[Material provided start]
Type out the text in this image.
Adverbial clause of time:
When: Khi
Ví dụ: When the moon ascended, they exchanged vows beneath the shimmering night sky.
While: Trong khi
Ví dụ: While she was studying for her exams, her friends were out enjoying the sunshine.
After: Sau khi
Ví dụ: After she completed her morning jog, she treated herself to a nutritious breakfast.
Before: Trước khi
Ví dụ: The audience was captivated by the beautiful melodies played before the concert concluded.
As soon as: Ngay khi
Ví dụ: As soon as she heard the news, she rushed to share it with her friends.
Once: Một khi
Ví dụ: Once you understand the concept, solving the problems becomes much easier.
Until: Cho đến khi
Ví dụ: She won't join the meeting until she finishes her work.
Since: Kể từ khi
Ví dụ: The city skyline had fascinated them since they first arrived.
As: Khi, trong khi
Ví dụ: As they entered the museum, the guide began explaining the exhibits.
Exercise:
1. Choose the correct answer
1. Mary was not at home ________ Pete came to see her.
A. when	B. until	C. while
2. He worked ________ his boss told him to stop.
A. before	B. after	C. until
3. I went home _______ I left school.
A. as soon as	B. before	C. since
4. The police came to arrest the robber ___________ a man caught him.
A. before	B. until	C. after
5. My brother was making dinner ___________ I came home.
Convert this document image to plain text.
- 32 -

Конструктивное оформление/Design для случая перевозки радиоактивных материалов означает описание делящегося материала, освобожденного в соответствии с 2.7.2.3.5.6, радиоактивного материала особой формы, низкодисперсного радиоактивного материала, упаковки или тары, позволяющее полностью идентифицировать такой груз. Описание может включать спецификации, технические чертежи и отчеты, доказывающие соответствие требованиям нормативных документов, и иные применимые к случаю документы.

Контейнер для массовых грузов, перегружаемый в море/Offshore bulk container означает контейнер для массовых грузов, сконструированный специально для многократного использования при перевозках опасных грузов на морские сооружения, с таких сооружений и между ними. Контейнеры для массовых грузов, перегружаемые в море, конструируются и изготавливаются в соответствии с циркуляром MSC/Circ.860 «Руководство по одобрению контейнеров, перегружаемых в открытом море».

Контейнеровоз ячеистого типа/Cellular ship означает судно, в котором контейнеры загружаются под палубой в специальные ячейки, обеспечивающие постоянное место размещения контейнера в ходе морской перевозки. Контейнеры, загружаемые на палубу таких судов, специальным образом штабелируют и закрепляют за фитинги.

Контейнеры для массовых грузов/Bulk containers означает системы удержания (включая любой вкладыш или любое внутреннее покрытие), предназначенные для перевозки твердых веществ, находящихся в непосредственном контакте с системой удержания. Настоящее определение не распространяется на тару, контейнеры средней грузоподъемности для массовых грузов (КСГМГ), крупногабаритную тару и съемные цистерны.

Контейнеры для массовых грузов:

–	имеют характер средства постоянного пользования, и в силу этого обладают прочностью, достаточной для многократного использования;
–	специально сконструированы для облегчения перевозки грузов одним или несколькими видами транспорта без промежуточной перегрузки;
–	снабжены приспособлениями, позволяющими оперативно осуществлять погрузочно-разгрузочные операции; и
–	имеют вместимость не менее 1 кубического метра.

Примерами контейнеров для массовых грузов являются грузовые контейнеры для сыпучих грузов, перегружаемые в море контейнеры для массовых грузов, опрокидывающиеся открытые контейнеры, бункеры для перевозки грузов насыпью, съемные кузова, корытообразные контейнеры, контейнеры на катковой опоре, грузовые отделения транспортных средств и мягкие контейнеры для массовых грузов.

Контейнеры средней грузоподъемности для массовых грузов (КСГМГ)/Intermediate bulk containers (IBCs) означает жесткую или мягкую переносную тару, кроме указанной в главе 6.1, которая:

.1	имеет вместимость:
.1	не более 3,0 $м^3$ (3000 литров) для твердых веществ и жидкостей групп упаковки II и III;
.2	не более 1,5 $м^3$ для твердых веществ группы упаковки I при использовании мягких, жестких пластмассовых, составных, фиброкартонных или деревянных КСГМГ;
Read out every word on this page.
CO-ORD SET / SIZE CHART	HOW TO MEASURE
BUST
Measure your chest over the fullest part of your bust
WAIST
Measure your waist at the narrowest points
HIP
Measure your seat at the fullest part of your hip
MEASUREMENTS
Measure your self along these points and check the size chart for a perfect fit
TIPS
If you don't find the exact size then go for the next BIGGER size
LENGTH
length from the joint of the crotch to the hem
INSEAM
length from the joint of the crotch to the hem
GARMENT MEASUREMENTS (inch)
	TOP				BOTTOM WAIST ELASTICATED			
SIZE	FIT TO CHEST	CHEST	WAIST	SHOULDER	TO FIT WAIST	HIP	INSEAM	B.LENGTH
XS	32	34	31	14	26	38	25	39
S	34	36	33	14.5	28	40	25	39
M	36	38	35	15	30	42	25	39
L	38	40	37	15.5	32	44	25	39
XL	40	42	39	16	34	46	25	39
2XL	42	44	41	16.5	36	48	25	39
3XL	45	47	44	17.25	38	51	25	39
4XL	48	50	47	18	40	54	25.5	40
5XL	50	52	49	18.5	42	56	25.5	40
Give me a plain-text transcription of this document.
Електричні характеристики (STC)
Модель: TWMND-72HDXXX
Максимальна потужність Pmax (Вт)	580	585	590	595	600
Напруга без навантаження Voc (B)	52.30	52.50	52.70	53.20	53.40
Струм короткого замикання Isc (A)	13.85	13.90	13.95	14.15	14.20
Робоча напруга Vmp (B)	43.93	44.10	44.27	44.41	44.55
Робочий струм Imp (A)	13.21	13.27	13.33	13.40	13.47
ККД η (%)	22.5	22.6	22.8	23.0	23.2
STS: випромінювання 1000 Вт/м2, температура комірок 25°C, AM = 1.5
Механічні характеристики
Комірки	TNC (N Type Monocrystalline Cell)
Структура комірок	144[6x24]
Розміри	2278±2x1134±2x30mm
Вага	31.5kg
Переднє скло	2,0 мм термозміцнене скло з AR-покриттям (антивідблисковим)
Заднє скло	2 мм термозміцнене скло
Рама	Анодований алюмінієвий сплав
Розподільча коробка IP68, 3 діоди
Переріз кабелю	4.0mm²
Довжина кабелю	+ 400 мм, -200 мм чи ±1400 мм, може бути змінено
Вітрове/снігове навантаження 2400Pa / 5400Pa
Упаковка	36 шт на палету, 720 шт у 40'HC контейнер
[Material provided end]
Aim of the exercise:
Write out every line of the records exactly.

Worked solution:
Type out the text in this image.
Adverbial clause of time:
When: Khi
Ví dụ: When the moon ascended, they exchanged vows beneath the shimmering night sky.
While: Trong khi
Ví dụ: While she was studying for her exams, her friends were out enjoying the sunshine.
After: Sau khi
Ví dụ: After she completed her morning jog, she treated herself to a nutritious breakfast.
Before: Trước khi
Ví dụ: The audience was captivated by the beautiful melodies played before the concert concluded.
As soon as: Ngay khi
Ví dụ: As soon as she heard the news, she rushed to share it with her friends.
Once: Một khi
Ví dụ: Once you understand the concept, solving the problems becomes much easier.
Until: Cho đến khi
Ví dụ: She won't join the meeting until she finishes her work.
Since: Kể từ khi
Ví dụ: The city skyline had fascinated them since they first arrived.
As: Khi, trong khi
Ví dụ: As they entered the museum, the guide began explaining the exhibits.
Exercise:
1. Choose the correct answer
1. Mary was not at home ________ Pete came to see her.
A. when	B. until	C. while
2. He worked ________ his boss told him to stop.
A. before	B. after	C. until
3. I went home _______ I left school.
A. as soon as	B. before	C. since
4. The police came to arrest the robber ___________ a man caught him.
A. before	B. until	C. after
5. My brother was making dinner ___________ I came home.
Convert this document image to plain text.
- 32 -

Конструктивное оформление/Design для случая перевозки радиоактивных материалов означает описание делящегося материала, освобожденного в соответствии с 2.7.2.3.5.6, радиоактивного материала особой формы, низкодисперсного радиоактивного материала, упаковки или тары, позволяющее полностью идентифицировать такой груз. Описание может включать спецификации, технические чертежи и отчеты, доказывающие соответствие требованиям нормативных документов, и иные применимые к случаю документы.

Контейнер для массовых грузов, перегружаемый в море/Offshore bulk container означает контейнер для массовых грузов, сконструированный специально для многократного использования при перевозках опасных грузов на морские сооружения, с таких сооружений и между ними. Контейнеры для массовых грузов, перегружаемые в море, конструируются и изготавливаются в соответствии с циркуляром MSC/Circ.860 «Руководство по одобрению контейнеров, перегружаемых в открытом море».

Контейнеровоз ячеистого типа/Cellular ship означает судно, в котором контейнеры загружаются под палубой в специальные ячейки, обеспечивающие постоянное место размещения контейнера в ходе морской перевозки. Контейнеры, загружаемые на палубу таких судов, специальным образом штабелируют и закрепляют за фитинги.

Контейнеры для массовых грузов/Bulk containers означает системы удержания (включая любой вкладыш или любое внутреннее покрытие), предназначенные для перевозки твердых веществ, находящихся в непосредственном контакте с системой удержания. Настоящее определение не распространяется на тару, контейнеры средней грузоподъемности для массовых грузов (КСГМГ), крупногабаритную тару и съемные цистерны.

Контейнеры для массовых грузов:

–	имеют характер средства постоянного пользования, и в силу этого обладают прочностью, достаточной для многократного использования;
–	специально сконструированы для облегчения перевозки грузов одним или несколькими видами транспорта без промежуточной перегрузки;
–	снабжены приспособлениями, позволяющими оперативно осуществлять погрузочно-разгрузочные операции; и
–	имеют вместимость не менее 1 кубического метра.

Примерами контейнеров для массовых грузов являются грузовые контейнеры для сыпучих грузов, перегружаемые в море контейнеры для массовых грузов, опрокидывающиеся открытые контейнеры, бункеры для перевозки грузов насыпью, съемные кузова, корытообразные контейнеры, контейнеры на катковой опоре, грузовые отделения транспортных средств и мягкие контейнеры для массовых грузов.

Контейнеры средней грузоподъемности для массовых грузов (КСГМГ)/Intermediate bulk containers (IBCs) означает жесткую или мягкую переносную тару, кроме указанной в главе 6.1, которая:

.1	имеет вместимость:
.1	не более 3,0 $м^3$ (3000 литров) для твердых веществ и жидкостей групп упаковки II и III;
.2	не более 1,5 $м^3$ для твердых веществ группы упаковки I при использовании мягких, жестких пластмассовых, составных, фиброкартонных или деревянных КСГМГ;
Read out every word on this page.
CO-ORD SET / SIZE CHART	HOW TO MEASURE
BUST
Measure your chest over the fullest part of your bust
WAIST
Measure your waist at the narrowest points
HIP
Measure your seat at the fullest part of your hip
MEASUREMENTS
Measure your self along these points and check the size chart for a perfect fit
TIPS
If you don't find the exact size then go for the next BIGGER size
LENGTH
length from the joint of the crotch to the hem
INSEAM
length from the joint of the crotch to the hem
GARMENT MEASUREMENTS (inch)
	TOP				BOTTOM WAIST ELASTICATED			
SIZE	FIT TO CHEST	CHEST	WAIST	SHOULDER	TO FIT WAIST	HIP	INSEAM	B.LENGTH
XS	32	34	31	14	26	38	25	39
S	34	36	33	14.5	28	40	25	39
M	36	38	35	15	30	42	25	39
L	38	40	37	15.5	32	44	25	39
XL	40	42	39	16	34	46	25	39
2XL	42	44	41	16.5	36	48	25	39
3XL	45	47	44	17.25	38	51	25	39
4XL	48	50	47	18	40	54	25.5	40
5XL	50	52	49	18.5	42	56	25.5	40
Give me a plain-text transcription of this document.
Електричні характеристики (STC)
Модель: TWMND-72HDXXX
Максимальна потужність Pmax (Вт)	580	585	590	595	600
Напруга без навантаження Voc (B)	52.30	52.50	52.70	53.20	53.40
Струм короткого замикання Isc (A)	13.85	13.90	13.95	14.15	14.20
Робоча напруга Vmp (B)	43.93	44.10	44.27	44.41	44.55
Робочий струм Imp (A)	13.21	13.27	13.33	13.40	13.47
ККД η (%)	22.5	22.6	22.8	23.0	23.2
STS: випромінювання 1000 Вт/м2, температура комірок 25°C, AM = 1.5
Механічні характеристики
Комірки	TNC (N Type Monocrystalline Cell)
Структура комірок	144[6x24]
Розміри	2278±2x1134±2x30mm
Вага	31.5kg
Переднє скло	2,0 мм термозміцнене скло з AR-покриттям (антивідблисковим)
Заднє скло	2 мм термозміцнене скло
Рама	Анодований алюмінієвий сплав
Розподільча коробка IP68, 3 діоди
Переріз кабелю	4.0mm²
Довжина кабелю	+ 400 мм, -200 мм чи ±1400 мм, може бути змінено
Вітрове/снігове навантаження 2400Pa / 5400Pa
Упаковка	36 шт на палету, 720 шт у 40'HC контейнер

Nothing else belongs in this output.